[Saved data entries]
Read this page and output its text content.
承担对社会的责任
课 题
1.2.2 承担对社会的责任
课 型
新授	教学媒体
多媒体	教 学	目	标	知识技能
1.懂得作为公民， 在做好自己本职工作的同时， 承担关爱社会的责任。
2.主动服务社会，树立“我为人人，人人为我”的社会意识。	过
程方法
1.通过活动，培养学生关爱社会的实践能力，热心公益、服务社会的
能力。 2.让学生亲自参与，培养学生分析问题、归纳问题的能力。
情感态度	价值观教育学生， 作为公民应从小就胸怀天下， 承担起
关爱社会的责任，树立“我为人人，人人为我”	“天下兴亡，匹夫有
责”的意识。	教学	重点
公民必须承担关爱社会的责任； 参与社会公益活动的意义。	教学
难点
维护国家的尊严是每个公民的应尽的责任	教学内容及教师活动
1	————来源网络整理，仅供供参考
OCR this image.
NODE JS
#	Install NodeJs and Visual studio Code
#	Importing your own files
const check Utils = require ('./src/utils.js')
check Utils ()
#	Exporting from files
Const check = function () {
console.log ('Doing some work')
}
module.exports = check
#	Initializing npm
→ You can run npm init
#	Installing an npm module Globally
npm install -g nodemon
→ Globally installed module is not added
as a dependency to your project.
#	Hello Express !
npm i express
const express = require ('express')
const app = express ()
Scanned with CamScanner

YOUR OBJECTIVE
Recopy all the lines exactly as they appear.

RESULT
Read this page and output its text content.
承担对社会的责任
课 题
1.2.2 承担对社会的责任
课 型
新授	教学媒体
多媒体	教 学	目	标	知识技能
1.懂得作为公民， 在做好自己本职工作的同时， 承担关爱社会的责任。
2.主动服务社会，树立“我为人人，人人为我”的社会意识。	过
程方法
1.通过活动，培养学生关爱社会的实践能力，热心公益、服务社会的
能力。 2.让学生亲自参与，培养学生分析问题、归纳问题的能力。
情感态度	价值观教育学生， 作为公民应从小就胸怀天下， 承担起
关爱社会的责任，树立“我为人人，人人为我”	“天下兴亡，匹夫有
责”的意识。	教学	重点
公民必须承担关爱社会的责任； 参与社会公益活动的意义。	教学
难点
维护国家的尊严是每个公民的应尽的责任	教学内容及教师活动
1	————来源网络整理，仅供供参考
OCR this image.
NODE JS
#	Install NodeJs and Visual studio Code
#	Importing your own files
const check Utils = require ('./src/utils.js')
check Utils ()
#	Exporting from files
Const check = function () {
console.log ('Doing some work')
}
module.exports = check
#	Initializing npm
→ You can run npm init
#	Installing an npm module Globally
npm install -g nodemon
→ Globally installed module is not added
as a dependency to your project.
#	Hello Express !
npm i express
const express = require ('express')
const app = express ()
Scanned with CamScanner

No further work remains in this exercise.